Copy out all lines that hold "设立经济型车标准迫在眉睫".

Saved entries
---+---

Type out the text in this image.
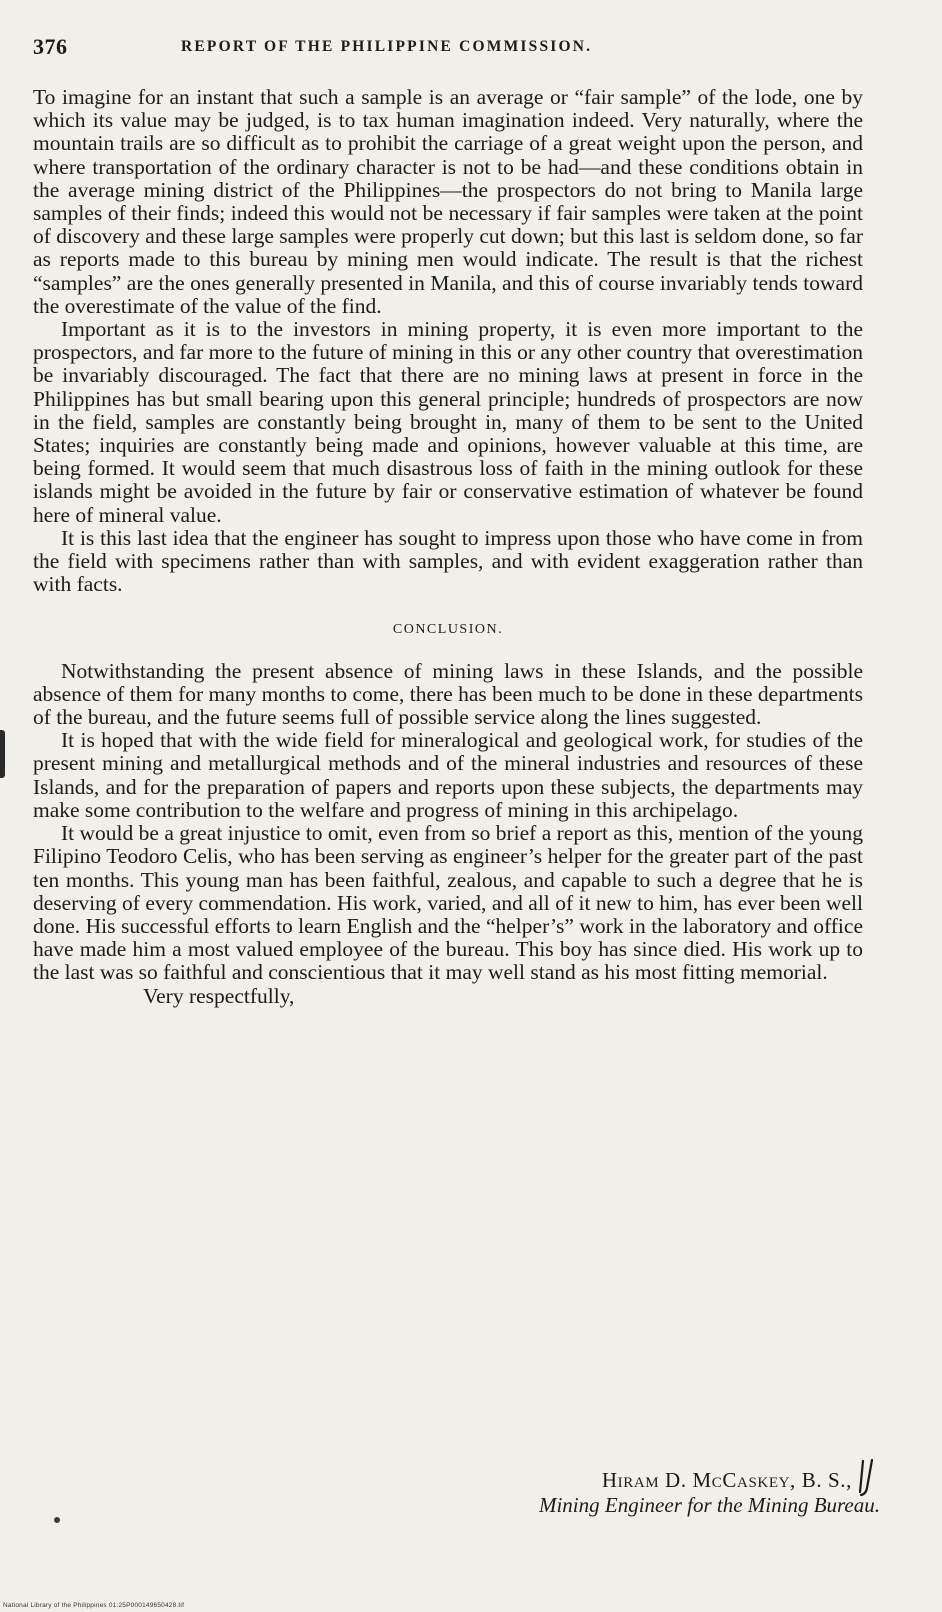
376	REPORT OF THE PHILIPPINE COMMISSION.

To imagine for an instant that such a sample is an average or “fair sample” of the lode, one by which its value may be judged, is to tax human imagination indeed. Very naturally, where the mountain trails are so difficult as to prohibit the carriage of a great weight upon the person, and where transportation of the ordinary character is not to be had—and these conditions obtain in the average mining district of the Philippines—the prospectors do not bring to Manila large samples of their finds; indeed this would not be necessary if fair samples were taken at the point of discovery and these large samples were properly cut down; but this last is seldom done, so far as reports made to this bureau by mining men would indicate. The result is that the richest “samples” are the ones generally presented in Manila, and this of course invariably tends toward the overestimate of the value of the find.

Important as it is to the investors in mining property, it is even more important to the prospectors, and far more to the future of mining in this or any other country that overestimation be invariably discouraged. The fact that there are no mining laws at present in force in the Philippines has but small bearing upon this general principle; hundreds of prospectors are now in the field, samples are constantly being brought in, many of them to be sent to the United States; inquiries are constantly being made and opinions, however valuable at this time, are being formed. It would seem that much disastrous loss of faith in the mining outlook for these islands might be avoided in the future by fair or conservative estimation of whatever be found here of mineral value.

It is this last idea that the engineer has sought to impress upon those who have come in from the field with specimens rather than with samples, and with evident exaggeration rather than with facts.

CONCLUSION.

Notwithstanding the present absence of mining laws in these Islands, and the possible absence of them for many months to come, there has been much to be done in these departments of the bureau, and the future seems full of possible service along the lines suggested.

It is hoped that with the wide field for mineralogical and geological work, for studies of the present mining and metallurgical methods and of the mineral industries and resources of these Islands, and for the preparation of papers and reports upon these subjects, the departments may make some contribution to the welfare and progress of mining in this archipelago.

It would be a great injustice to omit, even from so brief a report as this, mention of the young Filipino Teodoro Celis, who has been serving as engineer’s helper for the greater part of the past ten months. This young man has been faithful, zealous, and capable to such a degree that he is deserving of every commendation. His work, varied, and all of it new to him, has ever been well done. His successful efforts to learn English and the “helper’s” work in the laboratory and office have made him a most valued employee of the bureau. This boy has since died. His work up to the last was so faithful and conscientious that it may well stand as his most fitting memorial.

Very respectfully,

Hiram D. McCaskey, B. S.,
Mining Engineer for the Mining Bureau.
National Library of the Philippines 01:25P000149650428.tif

---+---

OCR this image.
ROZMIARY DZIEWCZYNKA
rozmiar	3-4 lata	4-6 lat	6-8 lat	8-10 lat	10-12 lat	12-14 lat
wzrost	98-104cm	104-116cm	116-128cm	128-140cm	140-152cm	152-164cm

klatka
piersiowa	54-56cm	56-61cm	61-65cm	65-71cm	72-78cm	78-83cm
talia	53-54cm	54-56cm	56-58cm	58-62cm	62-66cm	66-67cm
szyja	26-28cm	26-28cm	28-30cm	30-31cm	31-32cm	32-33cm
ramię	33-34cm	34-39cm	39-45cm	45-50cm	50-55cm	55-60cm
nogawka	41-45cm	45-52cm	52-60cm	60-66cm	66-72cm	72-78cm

---+---

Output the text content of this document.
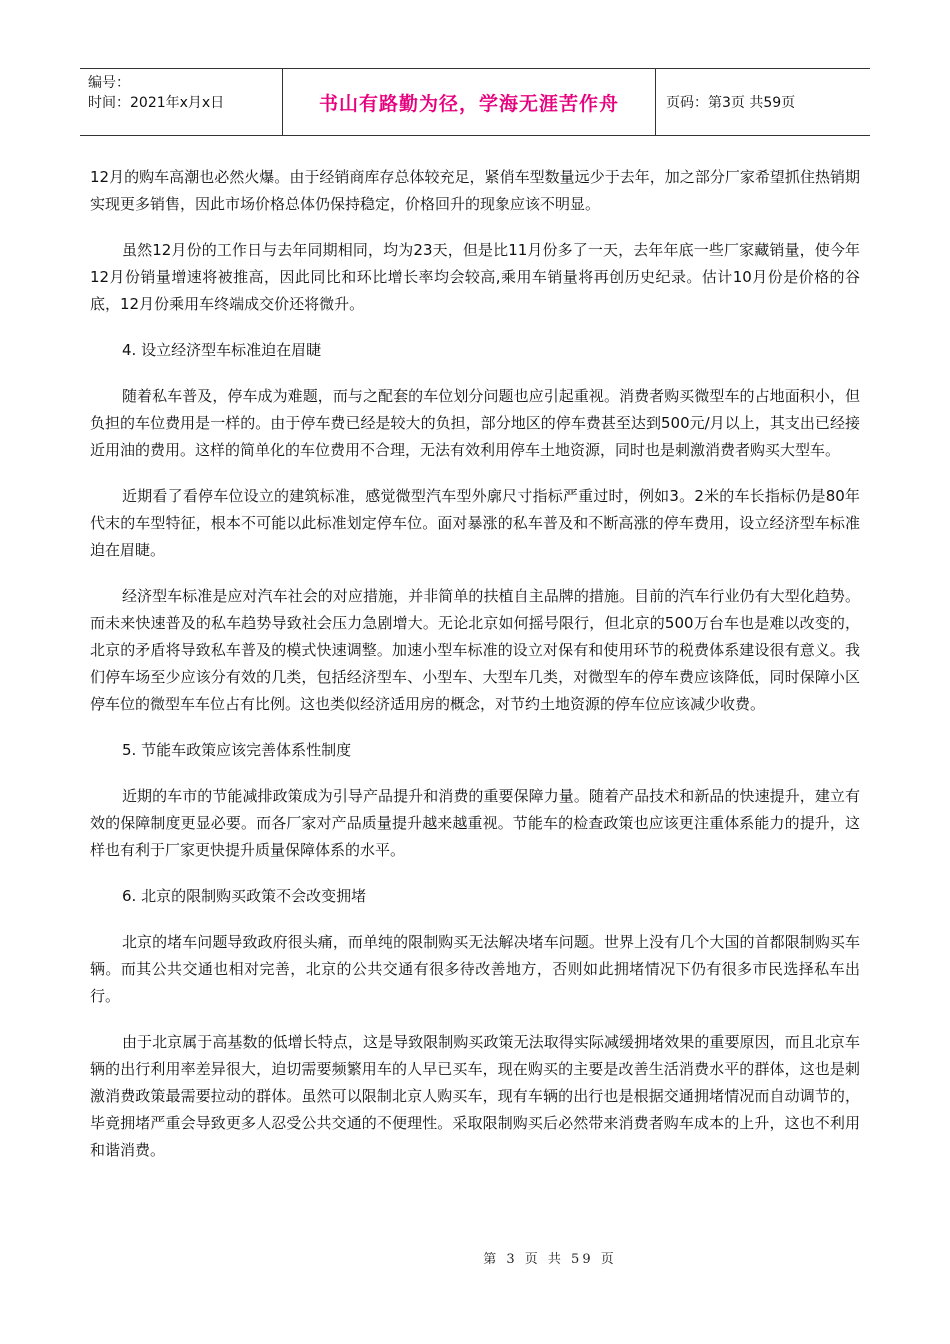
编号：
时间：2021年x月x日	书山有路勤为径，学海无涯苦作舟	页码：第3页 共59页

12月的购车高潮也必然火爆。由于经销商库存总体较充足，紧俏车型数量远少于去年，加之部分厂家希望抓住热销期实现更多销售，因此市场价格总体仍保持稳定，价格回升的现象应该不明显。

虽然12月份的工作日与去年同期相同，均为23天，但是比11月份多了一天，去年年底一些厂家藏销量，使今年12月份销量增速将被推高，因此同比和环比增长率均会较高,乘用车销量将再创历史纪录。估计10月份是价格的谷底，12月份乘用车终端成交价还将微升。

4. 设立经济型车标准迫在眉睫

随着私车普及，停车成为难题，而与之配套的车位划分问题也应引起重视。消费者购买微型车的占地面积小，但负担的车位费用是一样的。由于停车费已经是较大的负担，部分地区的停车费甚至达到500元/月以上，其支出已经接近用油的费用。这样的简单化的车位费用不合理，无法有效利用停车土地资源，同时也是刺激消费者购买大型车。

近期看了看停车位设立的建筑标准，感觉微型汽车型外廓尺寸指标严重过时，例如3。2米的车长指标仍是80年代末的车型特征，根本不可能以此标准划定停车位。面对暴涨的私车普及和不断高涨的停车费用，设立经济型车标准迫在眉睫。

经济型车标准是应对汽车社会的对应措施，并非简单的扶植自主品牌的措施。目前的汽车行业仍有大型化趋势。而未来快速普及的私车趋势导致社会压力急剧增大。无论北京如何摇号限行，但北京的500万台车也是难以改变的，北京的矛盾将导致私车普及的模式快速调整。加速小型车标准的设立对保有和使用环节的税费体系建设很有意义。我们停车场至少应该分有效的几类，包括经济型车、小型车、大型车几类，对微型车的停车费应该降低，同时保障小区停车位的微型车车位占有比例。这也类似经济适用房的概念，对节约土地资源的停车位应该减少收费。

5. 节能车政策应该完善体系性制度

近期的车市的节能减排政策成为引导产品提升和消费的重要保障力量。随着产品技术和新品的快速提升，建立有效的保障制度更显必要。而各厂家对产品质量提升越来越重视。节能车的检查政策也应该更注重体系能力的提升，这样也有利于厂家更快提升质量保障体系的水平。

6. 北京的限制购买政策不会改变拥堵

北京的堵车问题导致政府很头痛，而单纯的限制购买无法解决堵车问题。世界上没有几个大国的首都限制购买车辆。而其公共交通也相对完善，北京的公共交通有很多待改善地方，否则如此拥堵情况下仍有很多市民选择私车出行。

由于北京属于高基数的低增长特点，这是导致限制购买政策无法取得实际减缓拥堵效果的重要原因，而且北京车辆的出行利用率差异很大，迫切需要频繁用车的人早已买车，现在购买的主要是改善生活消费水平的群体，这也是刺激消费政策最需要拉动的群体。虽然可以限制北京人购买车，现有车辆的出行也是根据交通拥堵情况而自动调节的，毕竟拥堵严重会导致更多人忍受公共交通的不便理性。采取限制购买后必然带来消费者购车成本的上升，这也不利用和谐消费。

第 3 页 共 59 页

---+---

__Answer for this exercise__.
4. 设立经济型车标准迫在眉睫
近期看了看停车位设立的建筑标准，感觉微型汽车型外廓尺寸指标严重过时，例如3。2米的车长指标仍是80年代末的车型特征，根本不可能以此标准划定停车位。面对暴涨的私车普及和不断高涨的停车费用，设立经济型车标准迫在眉睫。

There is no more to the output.